Goal
Write out the whole listing again, exactly.

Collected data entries

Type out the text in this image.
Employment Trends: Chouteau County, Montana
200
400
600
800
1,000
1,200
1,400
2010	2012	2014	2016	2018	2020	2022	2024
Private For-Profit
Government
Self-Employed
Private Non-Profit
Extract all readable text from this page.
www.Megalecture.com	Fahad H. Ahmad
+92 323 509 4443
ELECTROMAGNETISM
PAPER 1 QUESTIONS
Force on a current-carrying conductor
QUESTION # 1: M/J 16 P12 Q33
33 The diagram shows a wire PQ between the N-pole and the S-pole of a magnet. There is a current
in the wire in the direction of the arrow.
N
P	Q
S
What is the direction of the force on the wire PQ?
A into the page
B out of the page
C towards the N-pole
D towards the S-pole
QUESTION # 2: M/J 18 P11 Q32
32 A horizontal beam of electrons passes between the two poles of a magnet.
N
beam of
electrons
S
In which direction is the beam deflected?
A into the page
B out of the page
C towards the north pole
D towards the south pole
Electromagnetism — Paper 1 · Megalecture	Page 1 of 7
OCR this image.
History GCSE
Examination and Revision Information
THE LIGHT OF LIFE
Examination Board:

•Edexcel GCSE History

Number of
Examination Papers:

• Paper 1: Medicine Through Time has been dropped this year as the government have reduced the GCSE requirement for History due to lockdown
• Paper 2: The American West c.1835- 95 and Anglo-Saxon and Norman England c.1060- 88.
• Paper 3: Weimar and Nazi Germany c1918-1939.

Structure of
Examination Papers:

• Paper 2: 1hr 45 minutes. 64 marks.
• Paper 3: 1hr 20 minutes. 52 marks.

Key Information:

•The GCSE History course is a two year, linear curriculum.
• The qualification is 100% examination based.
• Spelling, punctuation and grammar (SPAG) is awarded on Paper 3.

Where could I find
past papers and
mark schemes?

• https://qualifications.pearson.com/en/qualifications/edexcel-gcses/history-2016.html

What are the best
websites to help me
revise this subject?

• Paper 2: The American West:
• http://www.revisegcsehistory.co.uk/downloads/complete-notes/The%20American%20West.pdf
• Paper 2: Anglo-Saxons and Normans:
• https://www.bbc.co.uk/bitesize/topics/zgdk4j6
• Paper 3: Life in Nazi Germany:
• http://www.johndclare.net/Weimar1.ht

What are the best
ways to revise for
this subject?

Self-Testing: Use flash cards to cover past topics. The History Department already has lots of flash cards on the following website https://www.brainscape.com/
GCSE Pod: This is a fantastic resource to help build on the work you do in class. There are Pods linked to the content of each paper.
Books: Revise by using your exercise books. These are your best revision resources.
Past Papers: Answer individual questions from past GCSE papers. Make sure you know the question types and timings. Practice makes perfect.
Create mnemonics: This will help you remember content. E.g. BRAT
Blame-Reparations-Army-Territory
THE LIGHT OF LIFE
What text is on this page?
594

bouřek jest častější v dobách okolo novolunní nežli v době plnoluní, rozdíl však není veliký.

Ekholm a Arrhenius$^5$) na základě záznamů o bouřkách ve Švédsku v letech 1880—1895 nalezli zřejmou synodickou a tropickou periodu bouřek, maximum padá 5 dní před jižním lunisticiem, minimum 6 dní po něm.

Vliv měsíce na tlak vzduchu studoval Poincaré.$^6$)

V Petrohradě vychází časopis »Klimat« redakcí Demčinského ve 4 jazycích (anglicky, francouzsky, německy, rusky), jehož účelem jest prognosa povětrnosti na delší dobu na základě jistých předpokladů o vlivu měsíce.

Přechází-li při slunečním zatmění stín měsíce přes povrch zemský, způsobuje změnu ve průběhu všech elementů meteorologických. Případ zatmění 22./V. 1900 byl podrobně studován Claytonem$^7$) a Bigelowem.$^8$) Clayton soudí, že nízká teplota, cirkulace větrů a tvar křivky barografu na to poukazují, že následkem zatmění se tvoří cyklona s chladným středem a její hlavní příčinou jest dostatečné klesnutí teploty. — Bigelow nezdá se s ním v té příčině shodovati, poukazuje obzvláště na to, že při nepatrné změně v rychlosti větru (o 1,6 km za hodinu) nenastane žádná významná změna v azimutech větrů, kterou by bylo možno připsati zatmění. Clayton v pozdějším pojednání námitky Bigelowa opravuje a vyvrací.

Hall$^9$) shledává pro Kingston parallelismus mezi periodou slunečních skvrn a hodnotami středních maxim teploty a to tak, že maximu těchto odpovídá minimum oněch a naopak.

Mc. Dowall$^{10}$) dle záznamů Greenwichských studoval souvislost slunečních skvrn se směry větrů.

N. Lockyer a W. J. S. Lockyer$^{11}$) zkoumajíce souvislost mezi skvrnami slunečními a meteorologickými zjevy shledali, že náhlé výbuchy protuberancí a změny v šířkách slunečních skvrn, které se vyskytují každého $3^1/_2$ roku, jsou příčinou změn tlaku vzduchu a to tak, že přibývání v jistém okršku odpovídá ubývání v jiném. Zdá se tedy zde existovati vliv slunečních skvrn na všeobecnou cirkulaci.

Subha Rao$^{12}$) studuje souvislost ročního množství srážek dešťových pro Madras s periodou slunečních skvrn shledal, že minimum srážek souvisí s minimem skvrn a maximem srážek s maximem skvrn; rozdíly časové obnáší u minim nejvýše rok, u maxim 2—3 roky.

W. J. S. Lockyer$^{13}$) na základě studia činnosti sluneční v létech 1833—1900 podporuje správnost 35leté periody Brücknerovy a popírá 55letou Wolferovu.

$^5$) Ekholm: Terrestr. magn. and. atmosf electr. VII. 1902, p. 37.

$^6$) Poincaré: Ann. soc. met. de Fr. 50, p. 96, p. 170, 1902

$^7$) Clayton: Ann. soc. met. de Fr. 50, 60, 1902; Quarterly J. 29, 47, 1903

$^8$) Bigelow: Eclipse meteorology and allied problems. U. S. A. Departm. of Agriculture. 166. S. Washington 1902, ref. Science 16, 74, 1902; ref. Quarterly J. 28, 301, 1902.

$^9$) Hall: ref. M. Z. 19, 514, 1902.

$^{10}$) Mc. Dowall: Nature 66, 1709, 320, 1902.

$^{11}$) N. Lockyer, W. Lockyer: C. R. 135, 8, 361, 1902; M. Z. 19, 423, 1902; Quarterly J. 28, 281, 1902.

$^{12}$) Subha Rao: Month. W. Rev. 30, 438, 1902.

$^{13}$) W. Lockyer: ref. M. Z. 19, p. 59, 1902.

Exercise answer
Type out the text in this image.
Employment Trends: Chouteau County, Montana
200
400
600
800
1,000
1,200
1,400
2010	2012	2014	2016	2018	2020	2022	2024
Private For-Profit
Government
Self-Employed
Private Non-Profit
Extract all readable text from this page.
www.Megalecture.com	Fahad H. Ahmad
+92 323 509 4443
ELECTROMAGNETISM
PAPER 1 QUESTIONS
Force on a current-carrying conductor
QUESTION # 1: M/J 16 P12 Q33
33 The diagram shows a wire PQ between the N-pole and the S-pole of a magnet. There is a current
in the wire in the direction of the arrow.
N
P	Q
S
What is the direction of the force on the wire PQ?
A into the page
B out of the page
C towards the N-pole
D towards the S-pole
QUESTION # 2: M/J 18 P11 Q32
32 A horizontal beam of electrons passes between the two poles of a magnet.
N
beam of
electrons
S
In which direction is the beam deflected?
A into the page
B out of the page
C towards the north pole
D towards the south pole
Electromagnetism — Paper 1 · Megalecture	Page 1 of 7
OCR this image.
History GCSE
Examination and Revision Information
THE LIGHT OF LIFE
Examination Board:

•Edexcel GCSE History

Number of
Examination Papers:

• Paper 1: Medicine Through Time has been dropped this year as the government have reduced the GCSE requirement for History due to lockdown
• Paper 2: The American West c.1835- 95 and Anglo-Saxon and Norman England c.1060- 88.
• Paper 3: Weimar and Nazi Germany c1918-1939.

Structure of
Examination Papers:

• Paper 2: 1hr 45 minutes. 64 marks.
• Paper 3: 1hr 20 minutes. 52 marks.

Key Information:

•The GCSE History course is a two year, linear curriculum.
• The qualification is 100% examination based.
• Spelling, punctuation and grammar (SPAG) is awarded on Paper 3.

Where could I find
past papers and
mark schemes?

• https://qualifications.pearson.com/en/qualifications/edexcel-gcses/history-2016.html

What are the best
websites to help me
revise this subject?

• Paper 2: The American West:
• http://www.revisegcsehistory.co.uk/downloads/complete-notes/The%20American%20West.pdf
• Paper 2: Anglo-Saxons and Normans:
• https://www.bbc.co.uk/bitesize/topics/zgdk4j6
• Paper 3: Life in Nazi Germany:
• http://www.johndclare.net/Weimar1.ht

What are the best
ways to revise for
this subject?

Self-Testing: Use flash cards to cover past topics. The History Department already has lots of flash cards on the following website https://www.brainscape.com/
GCSE Pod: This is a fantastic resource to help build on the work you do in class. There are Pods linked to the content of each paper.
Books: Revise by using your exercise books. These are your best revision resources.
Past Papers: Answer individual questions from past GCSE papers. Make sure you know the question types and timings. Practice makes perfect.
Create mnemonics: This will help you remember content. E.g. BRAT
Blame-Reparations-Army-Territory
THE LIGHT OF LIFE
What text is on this page?
594

bouřek jest častější v dobách okolo novolunní nežli v době plnoluní, rozdíl však není veliký.

Ekholm a Arrhenius$^5$) na základě záznamů o bouřkách ve Švédsku v letech 1880—1895 nalezli zřejmou synodickou a tropickou periodu bouřek, maximum padá 5 dní před jižním lunisticiem, minimum 6 dní po něm.

Vliv měsíce na tlak vzduchu studoval Poincaré.$^6$)

V Petrohradě vychází časopis »Klimat« redakcí Demčinského ve 4 jazycích (anglicky, francouzsky, německy, rusky), jehož účelem jest prognosa povětrnosti na delší dobu na základě jistých předpokladů o vlivu měsíce.

Přechází-li při slunečním zatmění stín měsíce přes povrch zemský, způsobuje změnu ve průběhu všech elementů meteorologických. Případ zatmění 22./V. 1900 byl podrobně studován Claytonem$^7$) a Bigelowem.$^8$) Clayton soudí, že nízká teplota, cirkulace větrů a tvar křivky barografu na to poukazují, že následkem zatmění se tvoří cyklona s chladným středem a její hlavní příčinou jest dostatečné klesnutí teploty. — Bigelow nezdá se s ním v té příčině shodovati, poukazuje obzvláště na to, že při nepatrné změně v rychlosti větru (o 1,6 km za hodinu) nenastane žádná významná změna v azimutech větrů, kterou by bylo možno připsati zatmění. Clayton v pozdějším pojednání námitky Bigelowa opravuje a vyvrací.

Hall$^9$) shledává pro Kingston parallelismus mezi periodou slunečních skvrn a hodnotami středních maxim teploty a to tak, že maximu těchto odpovídá minimum oněch a naopak.

Mc. Dowall$^{10}$) dle záznamů Greenwichských studoval souvislost slunečních skvrn se směry větrů.

N. Lockyer a W. J. S. Lockyer$^{11}$) zkoumajíce souvislost mezi skvrnami slunečními a meteorologickými zjevy shledali, že náhlé výbuchy protuberancí a změny v šířkách slunečních skvrn, které se vyskytují každého $3^1/_2$ roku, jsou příčinou změn tlaku vzduchu a to tak, že přibývání v jistém okršku odpovídá ubývání v jiném. Zdá se tedy zde existovati vliv slunečních skvrn na všeobecnou cirkulaci.

Subha Rao$^{12}$) studuje souvislost ročního množství srážek dešťových pro Madras s periodou slunečních skvrn shledal, že minimum srážek souvisí s minimem skvrn a maximem srážek s maximem skvrn; rozdíly časové obnáší u minim nejvýše rok, u maxim 2—3 roky.

W. J. S. Lockyer$^{13}$) na základě studia činnosti sluneční v létech 1833—1900 podporuje správnost 35leté periody Brücknerovy a popírá 55letou Wolferovu.

$^5$) Ekholm: Terrestr. magn. and. atmosf electr. VII. 1902, p. 37.

$^6$) Poincaré: Ann. soc. met. de Fr. 50, p. 96, p. 170, 1902

$^7$) Clayton: Ann. soc. met. de Fr. 50, 60, 1902; Quarterly J. 29, 47, 1903

$^8$) Bigelow: Eclipse meteorology and allied problems. U. S. A. Departm. of Agriculture. 166. S. Washington 1902, ref. Science 16, 74, 1902; ref. Quarterly J. 28, 301, 1902.

$^9$) Hall: ref. M. Z. 19, 514, 1902.

$^{10}$) Mc. Dowall: Nature 66, 1709, 320, 1902.

$^{11}$) N. Lockyer, W. Lockyer: C. R. 135, 8, 361, 1902; M. Z. 19, 423, 1902; Quarterly J. 28, 281, 1902.

$^{12}$) Subha Rao: Month. W. Rev. 30, 438, 1902.

$^{13}$) W. Lockyer: ref. M. Z. 19, p. 59, 1902.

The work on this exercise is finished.